→ ENTRIES SUPPLIED
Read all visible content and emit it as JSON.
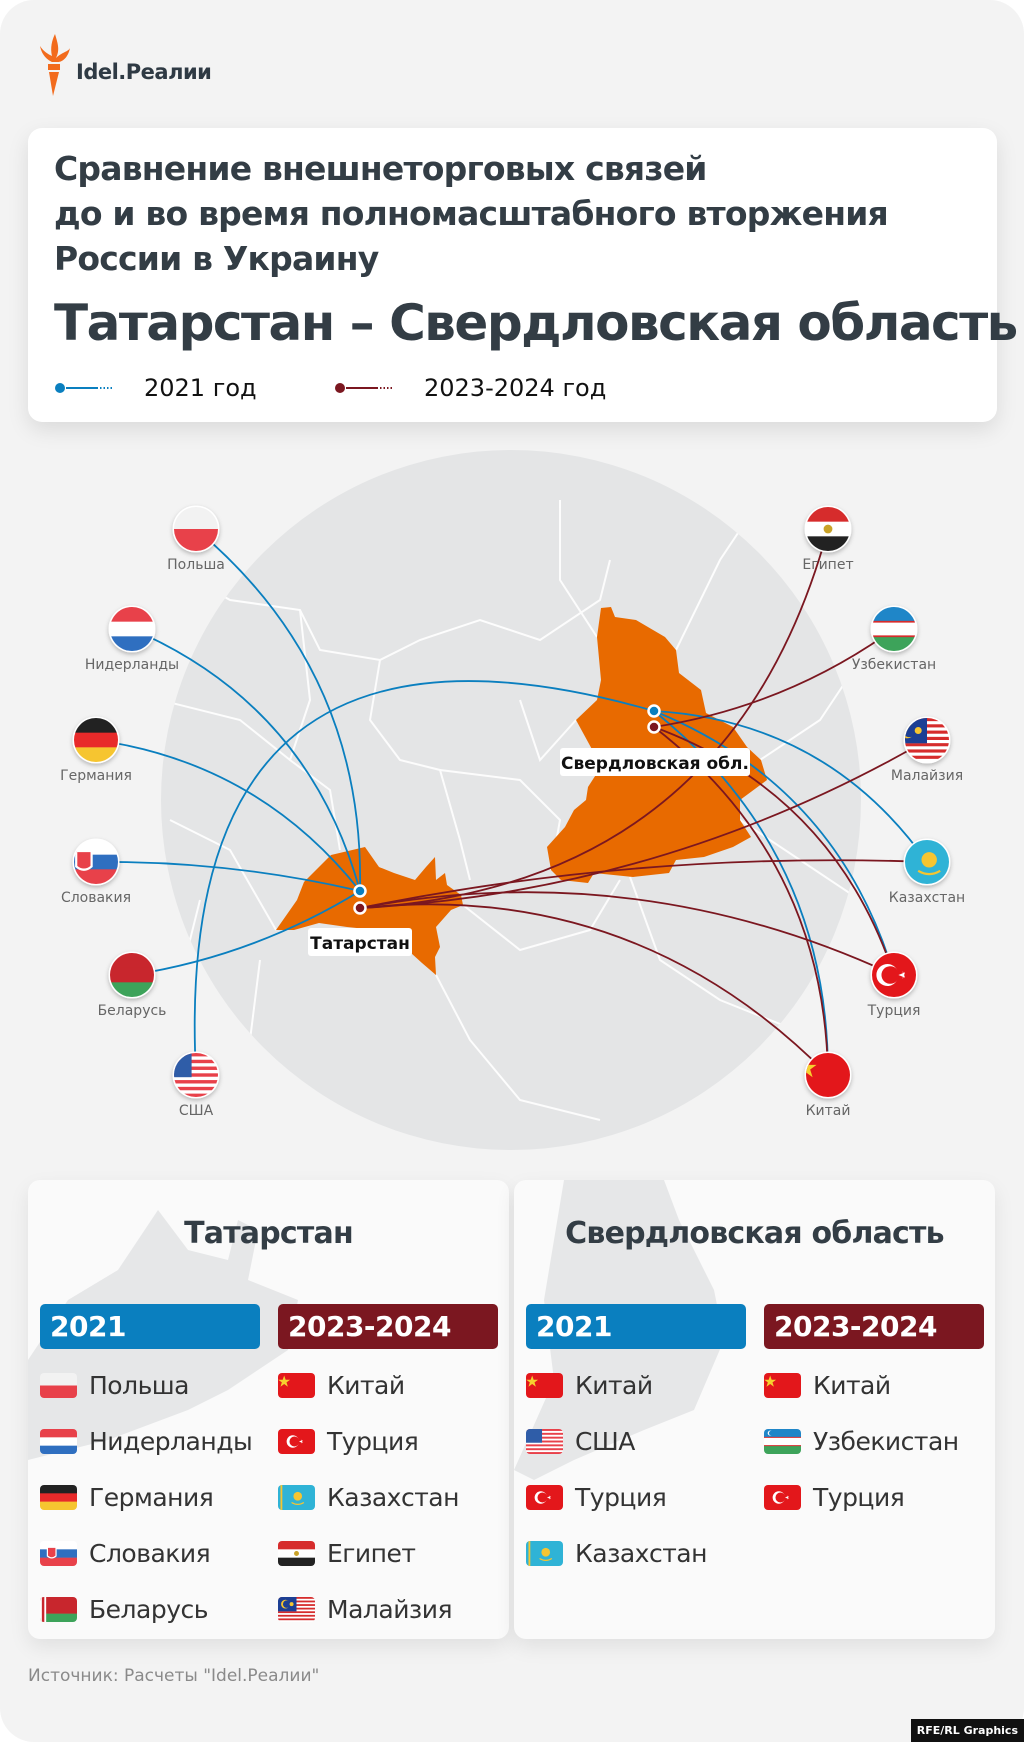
{
  "brand": {
    "logo_text": "Idel.Реалии",
    "accent": "#f26b1d"
  },
  "header": {
    "title_lines": [
      "Сравнение внешнеторговых связей",
      "до и во время полномасштабного вторжения",
      "России в Украину"
    ],
    "subtitle": "Татарстан – Свердловская область",
    "legend": [
      {
        "label": "2021 год",
        "color": "#0a7fbf"
      },
      {
        "label": "2023-2024 год",
        "color": "#7b1720"
      }
    ]
  },
  "colors": {
    "blue": "#0a7fbf",
    "maroon": "#7b1720",
    "region": "#e86a00",
    "map": "#e4e5e6"
  },
  "map": {
    "regions": [
      {
        "id": "tat",
        "label": "Татарстан"
      },
      {
        "id": "sve",
        "label": "Свердловская обл."
      }
    ],
    "countries": [
      {
        "id": "pl",
        "name": "Польша",
        "flag": "poland-flag"
      },
      {
        "id": "nl",
        "name": "Нидерланды",
        "flag": "netherlands-flag"
      },
      {
        "id": "de",
        "name": "Германия",
        "flag": "germany-flag"
      },
      {
        "id": "sk",
        "name": "Словакия",
        "flag": "slovakia-flag"
      },
      {
        "id": "by",
        "name": "Беларусь",
        "flag": "belarus-flag"
      },
      {
        "id": "us",
        "name": "США",
        "flag": "usa-flag"
      },
      {
        "id": "eg",
        "name": "Египет",
        "flag": "egypt-flag"
      },
      {
        "id": "uz",
        "name": "Узбекистан",
        "flag": "uzbekistan-flag"
      },
      {
        "id": "my",
        "name": "Малайзия",
        "flag": "malaysia-flag"
      },
      {
        "id": "kz",
        "name": "Казахстан",
        "flag": "kazakhstan-flag"
      },
      {
        "id": "tr",
        "name": "Турция",
        "flag": "turkey-flag"
      },
      {
        "id": "cn",
        "name": "Китай",
        "flag": "china-flag"
      }
    ],
    "links": [
      {
        "from": "tat",
        "period": "2021",
        "to": [
          "pl",
          "nl",
          "de",
          "sk",
          "by"
        ]
      },
      {
        "from": "sve",
        "period": "2021",
        "to": [
          "us",
          "cn",
          "tr",
          "kz"
        ]
      },
      {
        "from": "tat",
        "period": "2023-2024",
        "to": [
          "cn",
          "tr",
          "kz",
          "eg",
          "my"
        ]
      },
      {
        "from": "sve",
        "period": "2023-2024",
        "to": [
          "cn",
          "uz",
          "tr"
        ]
      }
    ]
  },
  "tables": [
    {
      "title": "Татарстан",
      "columns": [
        {
          "header": "2021",
          "items": [
            {
              "name": "Польша",
              "flag": "pl"
            },
            {
              "name": "Нидерланды",
              "flag": "nl"
            },
            {
              "name": "Германия",
              "flag": "de"
            },
            {
              "name": "Словакия",
              "flag": "sk"
            },
            {
              "name": "Беларусь",
              "flag": "by"
            }
          ]
        },
        {
          "header": "2023-2024",
          "items": [
            {
              "name": "Китай",
              "flag": "cn"
            },
            {
              "name": "Турция",
              "flag": "tr"
            },
            {
              "name": "Казахстан",
              "flag": "kz"
            },
            {
              "name": "Египет",
              "flag": "eg"
            },
            {
              "name": "Малайзия",
              "flag": "my"
            }
          ]
        }
      ]
    },
    {
      "title": "Свердловская область",
      "columns": [
        {
          "header": "2021",
          "items": [
            {
              "name": "Китай",
              "flag": "cn"
            },
            {
              "name": "США",
              "flag": "us"
            },
            {
              "name": "Турция",
              "flag": "tr"
            },
            {
              "name": "Казахстан",
              "flag": "kz"
            }
          ]
        },
        {
          "header": "2023-2024",
          "items": [
            {
              "name": "Китай",
              "flag": "cn"
            },
            {
              "name": "Узбекистан",
              "flag": "uz"
            },
            {
              "name": "Турция",
              "flag": "tr"
            }
          ]
        }
      ]
    }
  ],
  "footer": {
    "source": "Источник: Расчеты \"Idel.Реалии\"",
    "credit": "RFE/RL Graphics"
  }
}
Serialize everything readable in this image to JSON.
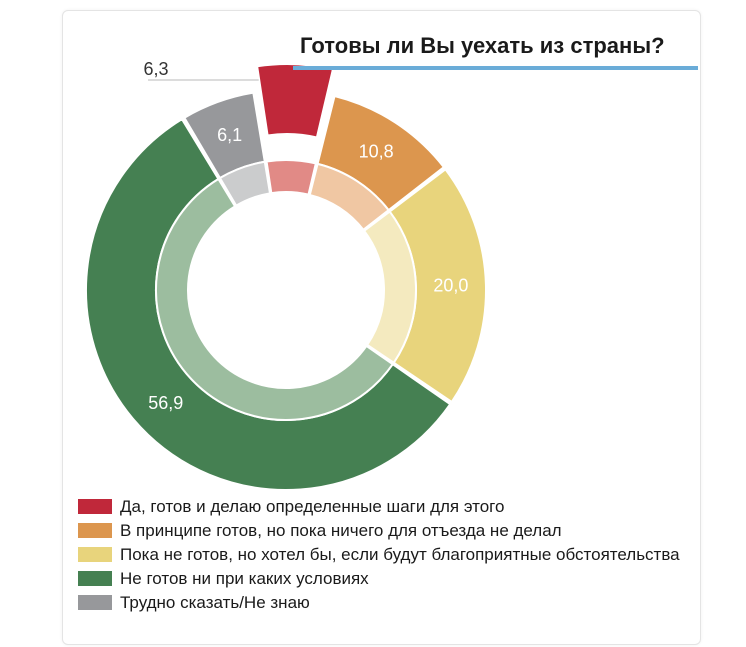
{
  "chart_data": {
    "type": "pie",
    "title": "Готовы ли Вы уехать из страны?",
    "slices": [
      {
        "label": "Да, готов и делаю определенные шаги для этого",
        "value": 6.3,
        "display": "6,3",
        "color": "#c0283a",
        "inner_color": "#e18a86",
        "exploded": true
      },
      {
        "label": "В принципе готов, но пока ничего для отъезда не делал",
        "value": 10.8,
        "display": "10,8",
        "color": "#dc964e",
        "inner_color": "#f0c7a3"
      },
      {
        "label": "Пока не готов, но хотел бы, если будут благоприятные обстоятельства",
        "value": 20.0,
        "display": "20,0",
        "color": "#e8d47c",
        "inner_color": "#f4eabf"
      },
      {
        "label": "Не готов ни при каких условиях",
        "value": 56.9,
        "display": "56,9",
        "color": "#458052",
        "inner_color": "#9cbd9f"
      },
      {
        "label": "Трудно сказать/Не знаю",
        "value": 6.1,
        "display": "6,1",
        "color": "#97989b",
        "inner_color": "#cbcccd"
      }
    ],
    "legend_placement": "bottom"
  }
}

→ EXERCISE DESCRIPTION
Return the listing above word for word, with the pictures removed.

→ RESULT
Read all visible content and emit it as JSON.
{
  "brand": {
    "logo_text": "Idel.Реалии",
    "accent": "#f26b1d"
  },
  "header": {
    "title_lines": [
      "Сравнение внешнеторговых связей",
      "до и во время полномасштабного вторжения",
      "России в Украину"
    ],
    "subtitle": "Татарстан – Свердловская область",
    "legend": [
      {
        "label": "2021 год",
        "color": "#0a7fbf"
      },
      {
        "label": "2023-2024 год",
        "color": "#7b1720"
      }
    ]
  },
  "colors": {
    "blue": "#0a7fbf",
    "maroon": "#7b1720",
    "region": "#e86a00",
    "map": "#e4e5e6"
  },
  "map": {
    "regions": [
      {
        "id": "tat",
        "label": "Татарстан"
      },
      {
        "id": "sve",
        "label": "Свердловская обл."
      }
    ],
    "countries": [
      {
        "id": "pl",
        "name": "Польша",
        "flag": "poland-flag"
      },
      {
        "id": "nl",
        "name": "Нидерланды",
        "flag": "netherlands-flag"
      },
      {
        "id": "de",
        "name": "Германия",
        "flag": "germany-flag"
      },
      {
        "id": "sk",
        "name": "Словакия",
        "flag": "slovakia-flag"
      },
      {
        "id": "by",
        "name": "Беларусь",
        "flag": "belarus-flag"
      },
      {
        "id": "us",
        "name": "США",
        "flag": "usa-flag"
      },
      {
        "id": "eg",
        "name": "Египет",
        "flag": "egypt-flag"
      },
      {
        "id": "uz",
        "name": "Узбекистан",
        "flag": "uzbekistan-flag"
      },
      {
        "id": "my",
        "name": "Малайзия",
        "flag": "malaysia-flag"
      },
      {
        "id": "kz",
        "name": "Казахстан",
        "flag": "kazakhstan-flag"
      },
      {
        "id": "tr",
        "name": "Турция",
        "flag": "turkey-flag"
      },
      {
        "id": "cn",
        "name": "Китай",
        "flag": "china-flag"
      }
    ],
    "links": [
      {
        "from": "tat",
        "period": "2021",
        "to": [
          "pl",
          "nl",
          "de",
          "sk",
          "by"
        ]
      },
      {
        "from": "sve",
        "period": "2021",
        "to": [
          "us",
          "cn",
          "tr",
          "kz"
        ]
      },
      {
        "from": "tat",
        "period": "2023-2024",
        "to": [
          "cn",
          "tr",
          "kz",
          "eg",
          "my"
        ]
      },
      {
        "from": "sve",
        "period": "2023-2024",
        "to": [
          "cn",
          "uz",
          "tr"
        ]
      }
    ]
  },
  "tables": [
    {
      "title": "Татарстан",
      "columns": [
        {
          "header": "2021",
          "items": [
            {
              "name": "Польша",
              "flag": "pl"
            },
            {
              "name": "Нидерланды",
              "flag": "nl"
            },
            {
              "name": "Германия",
              "flag": "de"
            },
            {
              "name": "Словакия",
              "flag": "sk"
            },
            {
              "name": "Беларусь",
              "flag": "by"
            }
          ]
        },
        {
          "header": "2023-2024",
          "items": [
            {
              "name": "Китай",
              "flag": "cn"
            },
            {
              "name": "Турция",
              "flag": "tr"
            },
            {
              "name": "Казахстан",
              "flag": "kz"
            },
            {
              "name": "Египет",
              "flag": "eg"
            },
            {
              "name": "Малайзия",
              "flag": "my"
            }
          ]
        }
      ]
    },
    {
      "title": "Свердловская область",
      "columns": [
        {
          "header": "2021",
          "items": [
            {
              "name": "Китай",
              "flag": "cn"
            },
            {
              "name": "США",
              "flag": "us"
            },
            {
              "name": "Турция",
              "flag": "tr"
            },
            {
              "name": "Казахстан",
              "flag": "kz"
            }
          ]
        },
        {
          "header": "2023-2024",
          "items": [
            {
              "name": "Китай",
              "flag": "cn"
            },
            {
              "name": "Узбекистан",
              "flag": "uz"
            },
            {
              "name": "Турция",
              "flag": "tr"
            }
          ]
        }
      ]
    }
  ],
  "footer": {
    "source": "Источник: Расчеты \"Idel.Реалии\"",
    "credit": "RFE/RL Graphics"
  }
}
Serialize everything readable in this image to JSON.
{
  "chart_data": {
    "type": "pie",
    "title": "Готовы ли Вы уехать из страны?",
    "slices": [
      {
        "label": "Да, готов и делаю определенные шаги для этого",
        "value": 6.3,
        "display": "6,3",
        "color": "#c0283a",
        "inner_color": "#e18a86",
        "exploded": true
      },
      {
        "label": "В принципе готов, но пока ничего для отъезда не делал",
        "value": 10.8,
        "display": "10,8",
        "color": "#dc964e",
        "inner_color": "#f0c7a3"
      },
      {
        "label": "Пока не готов, но хотел бы, если будут благоприятные обстоятельства",
        "value": 20.0,
        "display": "20,0",
        "color": "#e8d47c",
        "inner_color": "#f4eabf"
      },
      {
        "label": "Не готов ни при каких условиях",
        "value": 56.9,
        "display": "56,9",
        "color": "#458052",
        "inner_color": "#9cbd9f"
      },
      {
        "label": "Трудно сказать/Не знаю",
        "value": 6.1,
        "display": "6,1",
        "color": "#97989b",
        "inner_color": "#cbcccd"
      }
    ],
    "legend_placement": "bottom"
  }
}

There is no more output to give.